[WHAT TO PRODUCE]: Give the entries again, word for word.

[EXTRACTED DATA]:
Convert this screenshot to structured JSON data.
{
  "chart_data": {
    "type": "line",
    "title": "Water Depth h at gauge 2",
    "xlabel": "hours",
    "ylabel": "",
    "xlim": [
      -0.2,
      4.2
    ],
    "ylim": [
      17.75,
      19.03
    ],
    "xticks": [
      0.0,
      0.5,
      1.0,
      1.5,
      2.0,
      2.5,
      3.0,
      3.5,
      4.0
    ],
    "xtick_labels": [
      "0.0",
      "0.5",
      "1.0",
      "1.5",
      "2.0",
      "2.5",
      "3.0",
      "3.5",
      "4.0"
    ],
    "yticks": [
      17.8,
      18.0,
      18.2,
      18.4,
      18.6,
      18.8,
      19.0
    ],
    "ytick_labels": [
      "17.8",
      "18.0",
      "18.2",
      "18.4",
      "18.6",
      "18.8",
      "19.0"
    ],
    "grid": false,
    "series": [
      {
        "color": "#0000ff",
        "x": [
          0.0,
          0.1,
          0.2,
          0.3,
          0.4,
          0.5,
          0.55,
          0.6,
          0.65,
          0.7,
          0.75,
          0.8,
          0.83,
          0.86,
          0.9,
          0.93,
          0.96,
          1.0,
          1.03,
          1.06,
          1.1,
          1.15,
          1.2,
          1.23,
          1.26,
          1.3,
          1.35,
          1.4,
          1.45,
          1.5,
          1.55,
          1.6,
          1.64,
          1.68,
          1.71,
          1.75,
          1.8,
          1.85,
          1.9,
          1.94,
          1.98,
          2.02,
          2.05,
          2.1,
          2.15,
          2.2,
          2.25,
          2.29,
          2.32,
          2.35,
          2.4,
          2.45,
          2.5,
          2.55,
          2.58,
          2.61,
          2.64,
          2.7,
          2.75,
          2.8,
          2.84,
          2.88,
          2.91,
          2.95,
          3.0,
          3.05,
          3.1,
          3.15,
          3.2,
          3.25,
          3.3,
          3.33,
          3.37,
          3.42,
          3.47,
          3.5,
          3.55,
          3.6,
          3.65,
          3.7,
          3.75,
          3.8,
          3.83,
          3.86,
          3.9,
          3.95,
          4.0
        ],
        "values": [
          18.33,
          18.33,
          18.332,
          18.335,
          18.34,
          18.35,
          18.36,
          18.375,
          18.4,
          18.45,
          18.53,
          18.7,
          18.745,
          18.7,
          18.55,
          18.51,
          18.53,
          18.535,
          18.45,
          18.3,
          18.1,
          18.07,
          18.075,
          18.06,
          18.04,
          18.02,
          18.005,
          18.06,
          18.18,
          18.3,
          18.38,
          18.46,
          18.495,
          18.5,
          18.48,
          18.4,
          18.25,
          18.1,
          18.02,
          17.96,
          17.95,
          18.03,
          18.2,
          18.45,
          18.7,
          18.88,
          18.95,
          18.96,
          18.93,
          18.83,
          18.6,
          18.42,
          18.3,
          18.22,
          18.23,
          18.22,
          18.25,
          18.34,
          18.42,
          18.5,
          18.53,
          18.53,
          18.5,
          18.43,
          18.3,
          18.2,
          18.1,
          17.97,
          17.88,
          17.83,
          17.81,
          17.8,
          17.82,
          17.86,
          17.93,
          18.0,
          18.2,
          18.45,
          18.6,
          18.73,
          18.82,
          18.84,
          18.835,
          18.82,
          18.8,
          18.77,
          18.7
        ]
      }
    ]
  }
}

[RESULT]:
Convert this screenshot to structured JSON data.
{
  "chart_data": {
    "type": "line",
    "title": "Water Depth h at gauge 2",
    "xlabel": "hours",
    "ylabel": "",
    "xlim": [
      -0.2,
      4.2
    ],
    "ylim": [
      17.75,
      19.03
    ],
    "xticks": [
      0.0,
      0.5,
      1.0,
      1.5,
      2.0,
      2.5,
      3.0,
      3.5,
      4.0
    ],
    "xtick_labels": [
      "0.0",
      "0.5",
      "1.0",
      "1.5",
      "2.0",
      "2.5",
      "3.0",
      "3.5",
      "4.0"
    ],
    "yticks": [
      17.8,
      18.0,
      18.2,
      18.4,
      18.6,
      18.8,
      19.0
    ],
    "ytick_labels": [
      "17.8",
      "18.0",
      "18.2",
      "18.4",
      "18.6",
      "18.8",
      "19.0"
    ],
    "grid": false,
    "series": [
      {
        "color": "#0000ff",
        "x": [
          0.0,
          0.1,
          0.2,
          0.3,
          0.4,
          0.5,
          0.55,
          0.6,
          0.65,
          0.7,
          0.75,
          0.8,
          0.83,
          0.86,
          0.9,
          0.93,
          0.96,
          1.0,
          1.03,
          1.06,
          1.1,
          1.15,
          1.2,
          1.23,
          1.26,
          1.3,
          1.35,
          1.4,
          1.45,
          1.5,
          1.55,
          1.6,
          1.64,
          1.68,
          1.71,
          1.75,
          1.8,
          1.85,
          1.9,
          1.94,
          1.98,
          2.02,
          2.05,
          2.1,
          2.15,
          2.2,
          2.25,
          2.29,
          2.32,
          2.35,
          2.4,
          2.45,
          2.5,
          2.55,
          2.58,
          2.61,
          2.64,
          2.7,
          2.75,
          2.8,
          2.84,
          2.88,
          2.91,
          2.95,
          3.0,
          3.05,
          3.1,
          3.15,
          3.2,
          3.25,
          3.3,
          3.33,
          3.37,
          3.42,
          3.47,
          3.5,
          3.55,
          3.6,
          3.65,
          3.7,
          3.75,
          3.8,
          3.83,
          3.86,
          3.9,
          3.95,
          4.0
        ],
        "values": [
          18.33,
          18.33,
          18.332,
          18.335,
          18.34,
          18.35,
          18.36,
          18.375,
          18.4,
          18.45,
          18.53,
          18.7,
          18.745,
          18.7,
          18.55,
          18.51,
          18.53,
          18.535,
          18.45,
          18.3,
          18.1,
          18.07,
          18.075,
          18.06,
          18.04,
          18.02,
          18.005,
          18.06,
          18.18,
          18.3,
          18.38,
          18.46,
          18.495,
          18.5,
          18.48,
          18.4,
          18.25,
          18.1,
          18.02,
          17.96,
          17.95,
          18.03,
          18.2,
          18.45,
          18.7,
          18.88,
          18.95,
          18.96,
          18.93,
          18.83,
          18.6,
          18.42,
          18.3,
          18.22,
          18.23,
          18.22,
          18.25,
          18.34,
          18.42,
          18.5,
          18.53,
          18.53,
          18.5,
          18.43,
          18.3,
          18.2,
          18.1,
          17.97,
          17.88,
          17.83,
          17.81,
          17.8,
          17.82,
          17.86,
          17.93,
          18.0,
          18.2,
          18.45,
          18.6,
          18.73,
          18.82,
          18.84,
          18.835,
          18.82,
          18.8,
          18.77,
          18.7
        ]
      }
    ]
  }
}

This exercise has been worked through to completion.